* [Dataset content]
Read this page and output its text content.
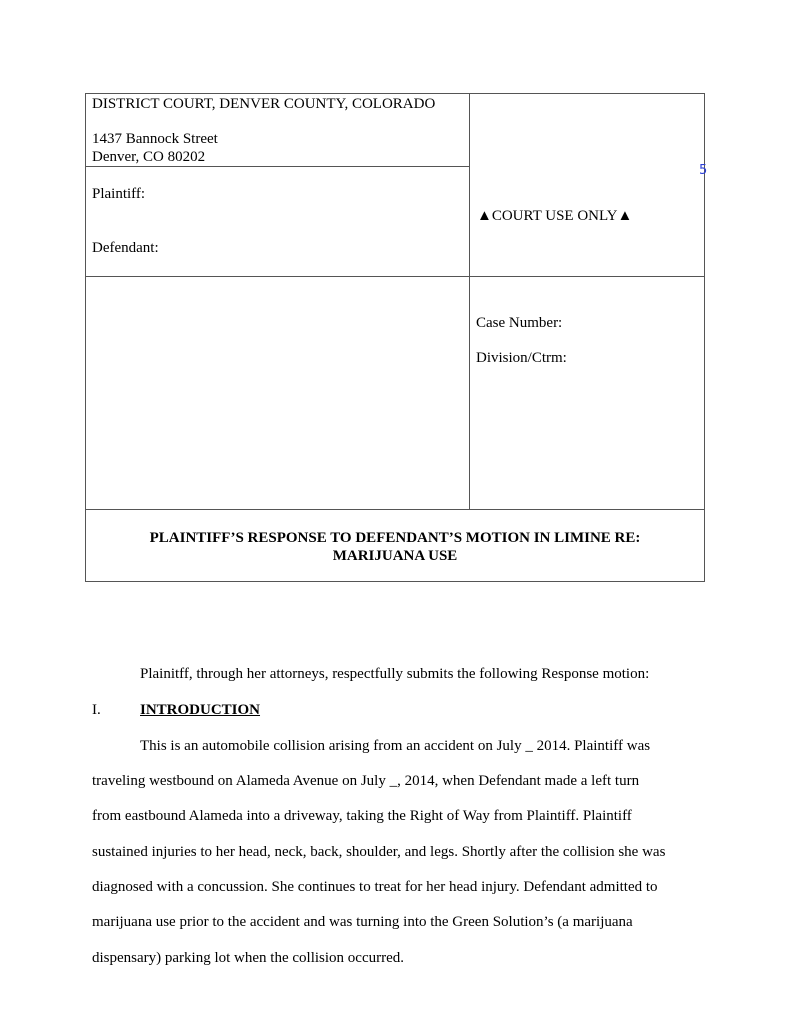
DISTRICT COURT, DENVER COUNTY, COLORADO
1437 Bannock Street
Denver, CO 80202
Plaintiff:
Defendant:
▲COURT USE ONLY▲
Case Number:
Division/Ctrm:
PLAINTIFF’S RESPONSE TO DEFENDANT’S MOTION IN LIMINE RE:
MARIJUANA USE
5
Plainitff, through her attorneys, respectfully submits the following Response motion:
I.	INTRODUCTION
This is an automobile collision arising from an accident on July _ 2014. Plaintiff was
traveling westbound on Alameda Avenue on July _, 2014, when Defendant made a left turn
from eastbound Alameda into a driveway, taking the Right of Way from Plaintiff. Plaintiff
sustained injuries to her head, neck, back, shoulder, and legs. Shortly after the collision she was
diagnosed with a concussion. She continues to treat for her head injury. Defendant admitted to
marijuana use prior to the accident and was turning into the Green Solution’s (a marijuana
dispensary) parking lot when the collision occurred.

* [Task directions] Would you mind returning each entry above word for word, skipping the images?

* [Worked solution]
Read this page and output its text content.
DISTRICT COURT, DENVER COUNTY, COLORADO
1437 Bannock Street
Denver, CO 80202
Plaintiff:
Defendant:
▲COURT USE ONLY▲
Case Number:
Division/Ctrm:
PLAINTIFF’S RESPONSE TO DEFENDANT’S MOTION IN LIMINE RE:
MARIJUANA USE
5
Plainitff, through her attorneys, respectfully submits the following Response motion:
I.	INTRODUCTION
This is an automobile collision arising from an accident on July _ 2014. Plaintiff was
traveling westbound on Alameda Avenue on July _, 2014, when Defendant made a left turn
from eastbound Alameda into a driveway, taking the Right of Way from Plaintiff. Plaintiff
sustained injuries to her head, neck, back, shoulder, and legs. Shortly after the collision she was
diagnosed with a concussion. She continues to treat for her head injury. Defendant admitted to
marijuana use prior to the accident and was turning into the Green Solution’s (a marijuana
dispensary) parking lot when the collision occurred.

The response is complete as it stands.